_DESCRIPTION OF THE TASK_. Find and return each line containing "eval".

———

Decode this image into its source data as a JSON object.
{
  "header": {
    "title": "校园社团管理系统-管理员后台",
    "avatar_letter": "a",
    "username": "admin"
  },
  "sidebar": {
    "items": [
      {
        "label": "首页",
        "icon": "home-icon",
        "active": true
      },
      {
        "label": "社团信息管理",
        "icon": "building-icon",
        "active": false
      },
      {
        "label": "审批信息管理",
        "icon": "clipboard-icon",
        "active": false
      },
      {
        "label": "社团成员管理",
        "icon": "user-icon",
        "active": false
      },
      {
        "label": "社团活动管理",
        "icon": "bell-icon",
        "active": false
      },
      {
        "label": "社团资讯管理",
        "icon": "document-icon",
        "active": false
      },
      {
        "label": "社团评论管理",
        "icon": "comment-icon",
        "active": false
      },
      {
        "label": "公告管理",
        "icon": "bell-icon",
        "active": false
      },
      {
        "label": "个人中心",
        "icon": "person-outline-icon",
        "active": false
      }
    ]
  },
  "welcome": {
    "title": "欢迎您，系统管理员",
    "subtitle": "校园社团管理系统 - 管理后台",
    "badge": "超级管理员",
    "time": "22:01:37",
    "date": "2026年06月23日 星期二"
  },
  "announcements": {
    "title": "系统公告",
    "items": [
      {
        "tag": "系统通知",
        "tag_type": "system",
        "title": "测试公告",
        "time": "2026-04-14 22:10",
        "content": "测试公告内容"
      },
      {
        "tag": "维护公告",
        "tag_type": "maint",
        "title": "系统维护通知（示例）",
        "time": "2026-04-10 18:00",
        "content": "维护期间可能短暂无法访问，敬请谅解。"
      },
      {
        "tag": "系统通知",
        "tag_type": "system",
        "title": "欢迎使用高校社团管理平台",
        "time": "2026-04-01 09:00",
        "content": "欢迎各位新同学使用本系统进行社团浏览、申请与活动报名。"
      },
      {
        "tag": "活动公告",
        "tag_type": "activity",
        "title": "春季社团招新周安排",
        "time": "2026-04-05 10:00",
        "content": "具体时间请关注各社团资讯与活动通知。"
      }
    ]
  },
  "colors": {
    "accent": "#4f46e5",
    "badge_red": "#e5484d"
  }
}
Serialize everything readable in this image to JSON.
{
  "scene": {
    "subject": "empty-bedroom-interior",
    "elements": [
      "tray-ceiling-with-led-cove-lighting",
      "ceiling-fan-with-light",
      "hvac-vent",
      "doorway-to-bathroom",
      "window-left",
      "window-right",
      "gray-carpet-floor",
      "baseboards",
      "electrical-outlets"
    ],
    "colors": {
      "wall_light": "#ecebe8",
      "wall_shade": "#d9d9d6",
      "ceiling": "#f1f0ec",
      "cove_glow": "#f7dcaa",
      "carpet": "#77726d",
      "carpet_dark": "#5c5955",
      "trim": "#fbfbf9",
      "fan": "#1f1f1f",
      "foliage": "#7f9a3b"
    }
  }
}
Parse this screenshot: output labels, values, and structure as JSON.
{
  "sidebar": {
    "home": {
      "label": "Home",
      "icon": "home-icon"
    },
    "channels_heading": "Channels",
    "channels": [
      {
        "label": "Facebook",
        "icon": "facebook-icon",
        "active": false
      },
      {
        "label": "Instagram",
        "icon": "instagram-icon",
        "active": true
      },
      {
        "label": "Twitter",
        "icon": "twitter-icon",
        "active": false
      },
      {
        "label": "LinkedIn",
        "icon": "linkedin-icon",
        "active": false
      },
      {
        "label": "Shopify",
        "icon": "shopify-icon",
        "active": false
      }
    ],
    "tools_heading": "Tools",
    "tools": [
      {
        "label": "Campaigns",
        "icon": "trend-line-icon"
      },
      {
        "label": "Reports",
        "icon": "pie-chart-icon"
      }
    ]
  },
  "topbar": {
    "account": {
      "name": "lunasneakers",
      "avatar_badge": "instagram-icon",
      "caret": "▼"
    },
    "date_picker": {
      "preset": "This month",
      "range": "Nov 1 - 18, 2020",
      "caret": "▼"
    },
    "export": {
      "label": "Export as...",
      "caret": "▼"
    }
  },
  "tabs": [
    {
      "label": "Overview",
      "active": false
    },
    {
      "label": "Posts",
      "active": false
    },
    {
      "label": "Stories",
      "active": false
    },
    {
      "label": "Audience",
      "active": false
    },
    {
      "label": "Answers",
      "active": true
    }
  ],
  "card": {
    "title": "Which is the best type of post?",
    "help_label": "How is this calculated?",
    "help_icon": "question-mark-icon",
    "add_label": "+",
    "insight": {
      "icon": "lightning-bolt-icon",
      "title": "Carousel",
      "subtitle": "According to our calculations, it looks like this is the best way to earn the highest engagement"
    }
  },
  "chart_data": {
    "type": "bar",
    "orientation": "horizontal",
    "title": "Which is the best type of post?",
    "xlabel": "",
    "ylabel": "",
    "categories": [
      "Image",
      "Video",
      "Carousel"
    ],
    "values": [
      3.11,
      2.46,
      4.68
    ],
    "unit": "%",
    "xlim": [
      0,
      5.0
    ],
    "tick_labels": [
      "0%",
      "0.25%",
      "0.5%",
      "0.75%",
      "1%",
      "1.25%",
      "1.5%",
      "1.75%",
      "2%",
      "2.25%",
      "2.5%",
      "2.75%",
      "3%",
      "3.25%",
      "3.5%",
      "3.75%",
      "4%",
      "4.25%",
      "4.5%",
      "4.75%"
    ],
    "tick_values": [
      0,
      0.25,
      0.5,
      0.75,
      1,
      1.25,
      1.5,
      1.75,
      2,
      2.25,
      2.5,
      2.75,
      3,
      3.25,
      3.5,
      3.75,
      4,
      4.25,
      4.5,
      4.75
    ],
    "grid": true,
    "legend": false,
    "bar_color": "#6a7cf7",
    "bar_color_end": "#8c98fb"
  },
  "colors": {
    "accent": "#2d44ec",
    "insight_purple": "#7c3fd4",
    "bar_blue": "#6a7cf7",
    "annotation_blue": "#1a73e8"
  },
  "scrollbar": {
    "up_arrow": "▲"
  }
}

———

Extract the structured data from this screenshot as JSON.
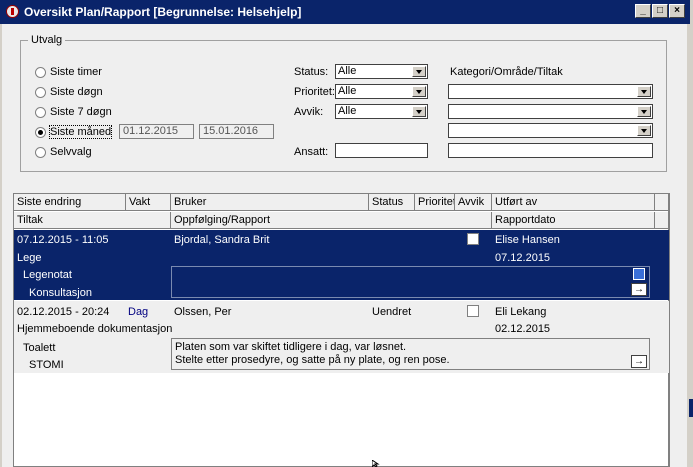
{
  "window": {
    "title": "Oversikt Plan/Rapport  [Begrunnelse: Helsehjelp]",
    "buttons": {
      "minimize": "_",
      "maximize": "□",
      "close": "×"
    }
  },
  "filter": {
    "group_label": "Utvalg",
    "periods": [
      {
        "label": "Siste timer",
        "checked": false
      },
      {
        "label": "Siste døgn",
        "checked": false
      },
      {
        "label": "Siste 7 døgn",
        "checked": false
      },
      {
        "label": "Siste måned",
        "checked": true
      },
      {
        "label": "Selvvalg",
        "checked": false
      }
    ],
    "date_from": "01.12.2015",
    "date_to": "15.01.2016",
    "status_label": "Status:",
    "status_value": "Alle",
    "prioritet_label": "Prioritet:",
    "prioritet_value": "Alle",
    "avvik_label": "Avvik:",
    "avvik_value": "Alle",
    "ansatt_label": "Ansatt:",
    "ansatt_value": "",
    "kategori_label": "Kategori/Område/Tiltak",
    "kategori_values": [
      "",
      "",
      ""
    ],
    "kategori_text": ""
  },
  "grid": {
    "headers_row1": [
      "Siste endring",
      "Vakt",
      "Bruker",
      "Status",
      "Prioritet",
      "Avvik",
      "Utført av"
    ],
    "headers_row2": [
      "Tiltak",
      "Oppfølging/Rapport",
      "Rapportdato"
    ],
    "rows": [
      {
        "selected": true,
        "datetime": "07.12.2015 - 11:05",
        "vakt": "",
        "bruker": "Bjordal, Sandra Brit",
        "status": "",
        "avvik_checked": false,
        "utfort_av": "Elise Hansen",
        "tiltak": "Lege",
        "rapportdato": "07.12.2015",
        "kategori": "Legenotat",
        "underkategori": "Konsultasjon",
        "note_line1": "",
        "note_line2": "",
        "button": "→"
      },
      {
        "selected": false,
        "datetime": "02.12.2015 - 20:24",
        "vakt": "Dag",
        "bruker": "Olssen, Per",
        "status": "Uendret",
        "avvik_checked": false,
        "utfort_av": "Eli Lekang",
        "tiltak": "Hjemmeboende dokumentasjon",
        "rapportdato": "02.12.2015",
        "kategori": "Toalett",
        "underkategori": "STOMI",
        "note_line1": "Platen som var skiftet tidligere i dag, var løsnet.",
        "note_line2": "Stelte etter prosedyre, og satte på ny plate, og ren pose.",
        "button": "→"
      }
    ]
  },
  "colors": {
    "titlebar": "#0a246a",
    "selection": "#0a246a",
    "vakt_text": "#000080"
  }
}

———

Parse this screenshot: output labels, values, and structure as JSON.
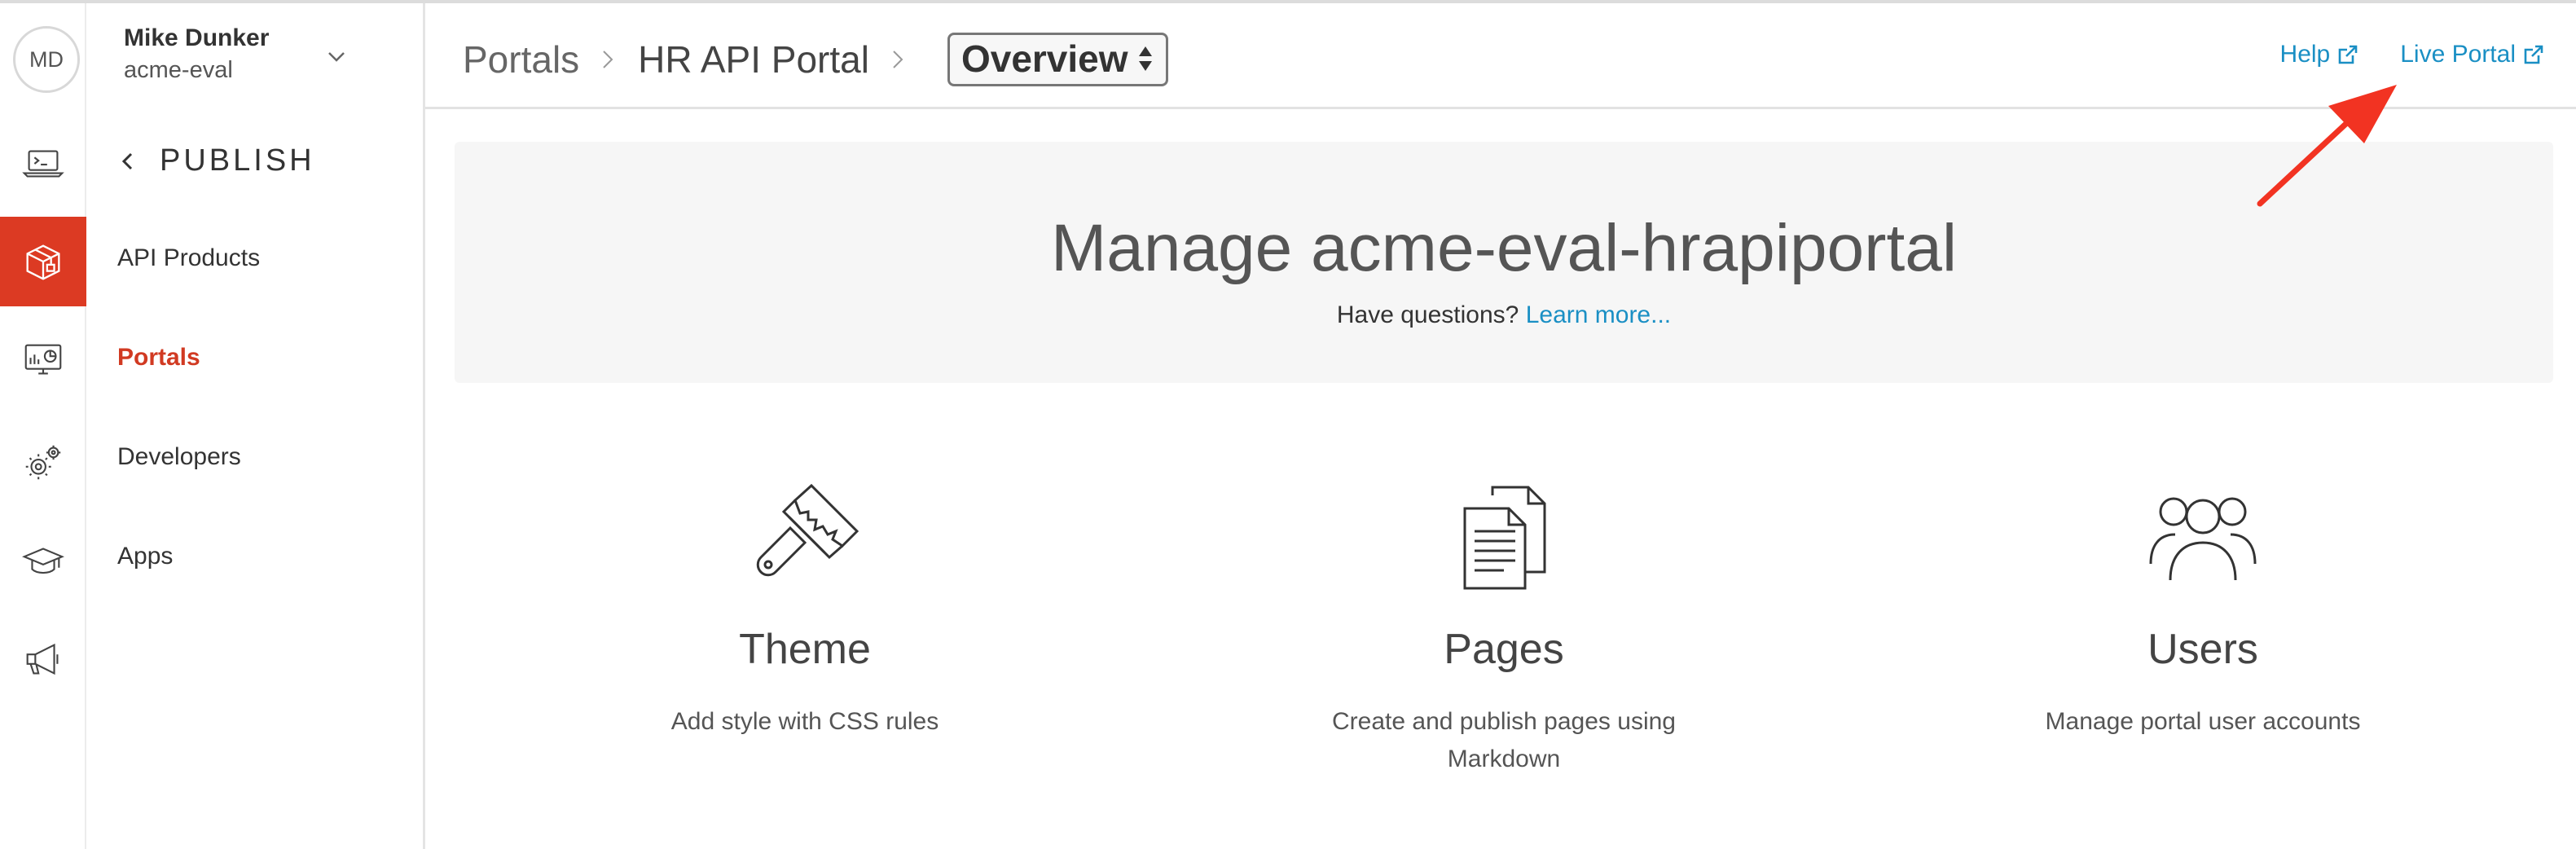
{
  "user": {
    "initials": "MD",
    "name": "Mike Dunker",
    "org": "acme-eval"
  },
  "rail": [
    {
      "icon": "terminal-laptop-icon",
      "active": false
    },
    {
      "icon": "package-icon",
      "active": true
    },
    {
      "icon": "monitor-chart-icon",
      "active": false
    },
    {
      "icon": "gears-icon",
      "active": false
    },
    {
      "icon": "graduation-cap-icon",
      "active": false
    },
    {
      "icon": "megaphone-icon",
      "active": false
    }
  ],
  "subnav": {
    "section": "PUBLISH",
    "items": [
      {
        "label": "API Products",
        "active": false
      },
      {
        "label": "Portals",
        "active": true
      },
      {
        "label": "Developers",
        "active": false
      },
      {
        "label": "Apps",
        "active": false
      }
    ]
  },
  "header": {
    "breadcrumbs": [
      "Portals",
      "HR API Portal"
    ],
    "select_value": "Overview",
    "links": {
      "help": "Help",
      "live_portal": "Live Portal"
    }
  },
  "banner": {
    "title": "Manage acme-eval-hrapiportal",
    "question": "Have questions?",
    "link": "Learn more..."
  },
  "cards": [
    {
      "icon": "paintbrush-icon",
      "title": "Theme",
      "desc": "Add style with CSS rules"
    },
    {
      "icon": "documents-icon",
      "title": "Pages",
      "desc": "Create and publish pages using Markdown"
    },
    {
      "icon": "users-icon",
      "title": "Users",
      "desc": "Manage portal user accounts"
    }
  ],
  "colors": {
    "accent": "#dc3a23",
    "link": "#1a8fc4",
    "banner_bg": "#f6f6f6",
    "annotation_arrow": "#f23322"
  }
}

———

_RESPONSE BELOW_.
    "org": "acme-eval"
    "title": "Manage acme-eval-hrapiportal",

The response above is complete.